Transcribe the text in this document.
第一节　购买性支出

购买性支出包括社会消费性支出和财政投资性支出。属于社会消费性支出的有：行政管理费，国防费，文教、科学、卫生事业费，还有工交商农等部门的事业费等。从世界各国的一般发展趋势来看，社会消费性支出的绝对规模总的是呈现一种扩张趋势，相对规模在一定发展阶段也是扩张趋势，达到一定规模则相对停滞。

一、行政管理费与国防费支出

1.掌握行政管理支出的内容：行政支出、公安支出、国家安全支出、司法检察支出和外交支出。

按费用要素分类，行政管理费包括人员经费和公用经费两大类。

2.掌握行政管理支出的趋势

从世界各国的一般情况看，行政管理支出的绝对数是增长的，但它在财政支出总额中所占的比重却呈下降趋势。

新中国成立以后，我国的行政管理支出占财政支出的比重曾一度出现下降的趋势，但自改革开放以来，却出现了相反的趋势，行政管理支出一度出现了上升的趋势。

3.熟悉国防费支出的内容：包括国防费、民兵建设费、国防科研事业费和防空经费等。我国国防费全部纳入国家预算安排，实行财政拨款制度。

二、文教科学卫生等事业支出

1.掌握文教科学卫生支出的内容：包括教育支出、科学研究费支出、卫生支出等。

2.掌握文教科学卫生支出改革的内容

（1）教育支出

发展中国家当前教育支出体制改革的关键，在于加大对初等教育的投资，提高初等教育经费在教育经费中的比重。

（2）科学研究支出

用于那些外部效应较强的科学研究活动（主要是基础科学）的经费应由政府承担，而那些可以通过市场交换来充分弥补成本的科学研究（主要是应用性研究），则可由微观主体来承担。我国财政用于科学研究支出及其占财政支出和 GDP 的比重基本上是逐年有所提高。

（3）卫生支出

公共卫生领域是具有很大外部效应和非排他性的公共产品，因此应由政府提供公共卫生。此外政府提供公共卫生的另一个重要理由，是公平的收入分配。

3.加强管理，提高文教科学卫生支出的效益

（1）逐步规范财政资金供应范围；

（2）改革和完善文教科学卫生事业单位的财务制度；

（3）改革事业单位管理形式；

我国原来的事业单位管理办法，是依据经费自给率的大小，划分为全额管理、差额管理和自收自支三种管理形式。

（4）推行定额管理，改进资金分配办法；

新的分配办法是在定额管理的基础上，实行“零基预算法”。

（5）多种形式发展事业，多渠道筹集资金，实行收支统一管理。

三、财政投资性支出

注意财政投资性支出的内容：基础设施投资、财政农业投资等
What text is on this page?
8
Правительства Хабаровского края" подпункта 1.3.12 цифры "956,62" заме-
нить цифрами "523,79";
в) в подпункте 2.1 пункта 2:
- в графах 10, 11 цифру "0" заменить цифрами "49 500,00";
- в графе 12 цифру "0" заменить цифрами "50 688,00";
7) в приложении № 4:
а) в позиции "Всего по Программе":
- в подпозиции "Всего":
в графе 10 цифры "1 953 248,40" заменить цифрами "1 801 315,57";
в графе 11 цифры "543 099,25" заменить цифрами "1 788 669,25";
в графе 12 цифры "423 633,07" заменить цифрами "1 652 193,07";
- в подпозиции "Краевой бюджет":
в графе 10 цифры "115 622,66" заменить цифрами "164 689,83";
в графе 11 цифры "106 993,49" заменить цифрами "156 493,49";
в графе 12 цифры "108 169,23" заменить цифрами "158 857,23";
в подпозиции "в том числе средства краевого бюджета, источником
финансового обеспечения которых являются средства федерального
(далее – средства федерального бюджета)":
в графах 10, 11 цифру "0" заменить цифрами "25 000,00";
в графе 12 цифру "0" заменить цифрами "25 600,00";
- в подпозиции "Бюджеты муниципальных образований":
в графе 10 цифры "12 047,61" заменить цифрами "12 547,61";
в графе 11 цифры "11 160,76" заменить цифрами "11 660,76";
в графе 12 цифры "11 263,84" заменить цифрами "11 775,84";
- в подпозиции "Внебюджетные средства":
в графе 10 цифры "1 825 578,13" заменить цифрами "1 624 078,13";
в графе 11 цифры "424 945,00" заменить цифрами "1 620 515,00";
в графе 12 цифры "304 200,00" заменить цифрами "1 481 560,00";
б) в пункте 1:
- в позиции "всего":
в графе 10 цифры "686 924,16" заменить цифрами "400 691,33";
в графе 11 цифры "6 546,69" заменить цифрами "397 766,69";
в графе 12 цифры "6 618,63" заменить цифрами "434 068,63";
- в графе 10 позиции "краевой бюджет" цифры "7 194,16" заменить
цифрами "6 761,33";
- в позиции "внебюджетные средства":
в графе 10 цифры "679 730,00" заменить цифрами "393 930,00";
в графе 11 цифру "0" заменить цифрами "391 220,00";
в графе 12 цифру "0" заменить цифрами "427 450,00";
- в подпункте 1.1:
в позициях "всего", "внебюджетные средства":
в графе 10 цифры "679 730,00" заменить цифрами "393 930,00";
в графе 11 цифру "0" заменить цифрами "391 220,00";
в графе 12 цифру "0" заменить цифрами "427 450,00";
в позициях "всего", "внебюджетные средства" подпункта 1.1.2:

_____

Objective:
Copy every line of the material in which the word "подпункта" occurs.

Response to the exercise:
Правительства Хабаровского края" подпункта 1.3.12 цифры "956,62" заме-
в позициях "всего", "внебюджетные средства" подпункта 1.1.2:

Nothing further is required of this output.